___ Material

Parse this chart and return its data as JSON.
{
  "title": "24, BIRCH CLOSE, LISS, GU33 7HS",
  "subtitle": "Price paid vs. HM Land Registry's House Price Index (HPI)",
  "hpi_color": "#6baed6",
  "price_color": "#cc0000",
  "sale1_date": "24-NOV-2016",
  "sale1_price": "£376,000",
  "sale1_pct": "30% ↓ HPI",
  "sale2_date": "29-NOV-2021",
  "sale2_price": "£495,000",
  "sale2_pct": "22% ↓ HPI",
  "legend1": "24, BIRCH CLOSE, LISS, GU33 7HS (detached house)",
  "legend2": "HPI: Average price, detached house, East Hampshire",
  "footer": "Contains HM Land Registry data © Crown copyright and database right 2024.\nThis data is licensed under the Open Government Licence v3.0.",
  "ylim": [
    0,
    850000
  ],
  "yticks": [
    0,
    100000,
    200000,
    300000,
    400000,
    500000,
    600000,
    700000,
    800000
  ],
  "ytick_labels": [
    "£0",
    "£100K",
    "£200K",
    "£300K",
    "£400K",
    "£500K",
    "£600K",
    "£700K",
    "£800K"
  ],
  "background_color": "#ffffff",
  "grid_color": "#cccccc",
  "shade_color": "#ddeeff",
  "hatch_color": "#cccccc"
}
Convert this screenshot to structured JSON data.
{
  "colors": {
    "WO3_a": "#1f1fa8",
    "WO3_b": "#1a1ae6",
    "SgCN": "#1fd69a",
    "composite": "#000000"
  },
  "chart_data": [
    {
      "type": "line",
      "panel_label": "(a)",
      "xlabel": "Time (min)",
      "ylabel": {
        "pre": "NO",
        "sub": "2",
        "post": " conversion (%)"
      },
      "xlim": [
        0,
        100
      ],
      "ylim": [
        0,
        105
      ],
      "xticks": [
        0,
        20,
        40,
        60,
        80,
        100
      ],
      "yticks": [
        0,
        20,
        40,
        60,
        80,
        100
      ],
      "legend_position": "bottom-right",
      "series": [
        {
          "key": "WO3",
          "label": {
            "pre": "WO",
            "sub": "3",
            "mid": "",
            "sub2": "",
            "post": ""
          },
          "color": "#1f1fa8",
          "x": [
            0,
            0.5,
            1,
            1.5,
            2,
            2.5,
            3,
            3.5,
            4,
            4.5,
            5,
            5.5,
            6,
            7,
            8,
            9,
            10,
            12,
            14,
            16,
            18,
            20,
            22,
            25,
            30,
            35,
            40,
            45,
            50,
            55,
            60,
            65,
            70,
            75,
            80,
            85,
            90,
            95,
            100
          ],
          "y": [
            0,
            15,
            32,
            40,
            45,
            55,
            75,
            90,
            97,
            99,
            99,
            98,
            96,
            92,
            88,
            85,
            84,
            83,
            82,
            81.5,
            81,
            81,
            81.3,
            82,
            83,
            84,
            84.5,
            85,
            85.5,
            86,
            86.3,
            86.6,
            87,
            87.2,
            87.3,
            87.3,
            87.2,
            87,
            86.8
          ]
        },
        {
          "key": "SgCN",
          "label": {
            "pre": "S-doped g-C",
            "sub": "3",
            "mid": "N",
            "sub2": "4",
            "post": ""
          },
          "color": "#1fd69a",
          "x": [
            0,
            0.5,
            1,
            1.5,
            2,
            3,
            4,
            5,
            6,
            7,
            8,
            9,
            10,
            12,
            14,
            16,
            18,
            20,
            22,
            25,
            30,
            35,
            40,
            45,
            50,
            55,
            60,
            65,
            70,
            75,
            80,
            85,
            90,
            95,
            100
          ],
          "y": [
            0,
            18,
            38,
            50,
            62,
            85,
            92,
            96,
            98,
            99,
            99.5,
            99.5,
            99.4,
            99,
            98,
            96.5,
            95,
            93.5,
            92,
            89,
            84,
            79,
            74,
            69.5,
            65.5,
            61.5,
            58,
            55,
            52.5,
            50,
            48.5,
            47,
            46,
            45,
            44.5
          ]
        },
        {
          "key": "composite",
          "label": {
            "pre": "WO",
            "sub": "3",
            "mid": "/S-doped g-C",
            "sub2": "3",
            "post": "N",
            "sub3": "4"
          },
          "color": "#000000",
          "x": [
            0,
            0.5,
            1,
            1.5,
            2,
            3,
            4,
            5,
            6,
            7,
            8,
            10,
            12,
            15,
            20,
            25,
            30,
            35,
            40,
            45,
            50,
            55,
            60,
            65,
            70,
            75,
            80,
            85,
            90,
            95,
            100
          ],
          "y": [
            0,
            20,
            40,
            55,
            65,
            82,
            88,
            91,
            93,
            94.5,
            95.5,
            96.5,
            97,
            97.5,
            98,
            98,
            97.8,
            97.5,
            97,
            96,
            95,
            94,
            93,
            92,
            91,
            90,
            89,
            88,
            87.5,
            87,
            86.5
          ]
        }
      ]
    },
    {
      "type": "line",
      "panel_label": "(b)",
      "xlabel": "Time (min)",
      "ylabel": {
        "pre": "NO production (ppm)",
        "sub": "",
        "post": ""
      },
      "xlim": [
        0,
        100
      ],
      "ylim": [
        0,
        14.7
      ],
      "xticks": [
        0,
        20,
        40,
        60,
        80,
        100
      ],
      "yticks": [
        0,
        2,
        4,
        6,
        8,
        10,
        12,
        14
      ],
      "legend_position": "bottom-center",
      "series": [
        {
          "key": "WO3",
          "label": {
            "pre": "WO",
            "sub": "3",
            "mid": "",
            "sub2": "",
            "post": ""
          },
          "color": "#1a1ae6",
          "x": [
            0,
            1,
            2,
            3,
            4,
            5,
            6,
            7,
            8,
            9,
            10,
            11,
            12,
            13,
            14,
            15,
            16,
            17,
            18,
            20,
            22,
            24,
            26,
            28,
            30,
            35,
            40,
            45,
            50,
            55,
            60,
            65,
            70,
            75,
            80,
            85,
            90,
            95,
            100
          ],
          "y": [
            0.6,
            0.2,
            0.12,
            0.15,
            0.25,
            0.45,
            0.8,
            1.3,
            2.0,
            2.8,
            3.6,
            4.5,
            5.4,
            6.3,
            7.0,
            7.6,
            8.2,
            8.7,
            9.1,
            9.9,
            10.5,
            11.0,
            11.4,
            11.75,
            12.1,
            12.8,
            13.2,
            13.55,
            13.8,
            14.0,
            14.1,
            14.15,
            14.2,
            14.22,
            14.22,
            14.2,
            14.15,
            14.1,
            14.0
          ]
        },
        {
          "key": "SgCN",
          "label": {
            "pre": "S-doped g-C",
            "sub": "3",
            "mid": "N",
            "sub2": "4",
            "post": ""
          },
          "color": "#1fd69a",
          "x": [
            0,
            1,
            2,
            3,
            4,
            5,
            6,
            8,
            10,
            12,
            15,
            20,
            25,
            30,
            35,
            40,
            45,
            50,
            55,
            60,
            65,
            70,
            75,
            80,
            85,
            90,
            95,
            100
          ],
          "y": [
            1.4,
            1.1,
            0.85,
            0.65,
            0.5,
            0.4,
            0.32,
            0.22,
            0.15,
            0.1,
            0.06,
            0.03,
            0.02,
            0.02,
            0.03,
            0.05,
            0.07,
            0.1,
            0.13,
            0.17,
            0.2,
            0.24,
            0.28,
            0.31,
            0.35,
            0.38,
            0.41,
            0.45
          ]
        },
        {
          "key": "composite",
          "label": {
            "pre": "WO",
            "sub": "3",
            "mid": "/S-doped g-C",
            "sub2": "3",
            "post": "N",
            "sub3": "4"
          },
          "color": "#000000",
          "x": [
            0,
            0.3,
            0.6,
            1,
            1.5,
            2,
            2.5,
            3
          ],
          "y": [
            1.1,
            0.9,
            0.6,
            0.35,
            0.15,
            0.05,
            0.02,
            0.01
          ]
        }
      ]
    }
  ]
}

______

Directions - Copy each line from the data above that includes "LISS".

The completed task -
  "title": "24, BIRCH CLOSE, LISS, GU33 7HS",
  "legend1": "24, BIRCH CLOSE, LISS, GU33 7HS (detached house)",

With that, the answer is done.